** BEGIN **
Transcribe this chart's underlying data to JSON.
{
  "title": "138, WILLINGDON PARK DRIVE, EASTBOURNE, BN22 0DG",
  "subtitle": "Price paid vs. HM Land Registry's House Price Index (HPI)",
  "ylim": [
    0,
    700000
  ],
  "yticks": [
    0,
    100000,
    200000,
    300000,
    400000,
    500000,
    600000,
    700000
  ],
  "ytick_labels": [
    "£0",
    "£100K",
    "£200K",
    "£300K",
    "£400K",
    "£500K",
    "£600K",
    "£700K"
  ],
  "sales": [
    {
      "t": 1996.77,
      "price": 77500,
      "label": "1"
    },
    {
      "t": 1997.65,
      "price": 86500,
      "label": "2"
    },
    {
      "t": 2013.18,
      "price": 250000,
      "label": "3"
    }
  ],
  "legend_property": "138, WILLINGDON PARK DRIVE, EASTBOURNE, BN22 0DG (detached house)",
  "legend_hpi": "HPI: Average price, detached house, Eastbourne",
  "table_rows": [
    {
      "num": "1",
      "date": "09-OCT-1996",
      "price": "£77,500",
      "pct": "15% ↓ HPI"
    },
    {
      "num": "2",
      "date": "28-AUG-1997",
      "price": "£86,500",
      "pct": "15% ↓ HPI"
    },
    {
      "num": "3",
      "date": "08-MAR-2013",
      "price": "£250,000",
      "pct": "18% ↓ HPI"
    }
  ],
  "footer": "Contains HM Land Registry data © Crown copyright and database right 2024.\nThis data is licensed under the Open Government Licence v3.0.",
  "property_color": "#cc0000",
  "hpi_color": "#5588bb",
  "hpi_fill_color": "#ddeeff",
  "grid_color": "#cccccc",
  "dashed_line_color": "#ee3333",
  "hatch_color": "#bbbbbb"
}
** END **
- _Problem description_
Pull out all lines of the data with the string "detached".

- _Full output_
  "legend_property": "138, WILLINGDON PARK DRIVE, EASTBOURNE, BN22 0DG (detached house)",
  "legend_hpi": "HPI: Average price, detached house, Eastbourne",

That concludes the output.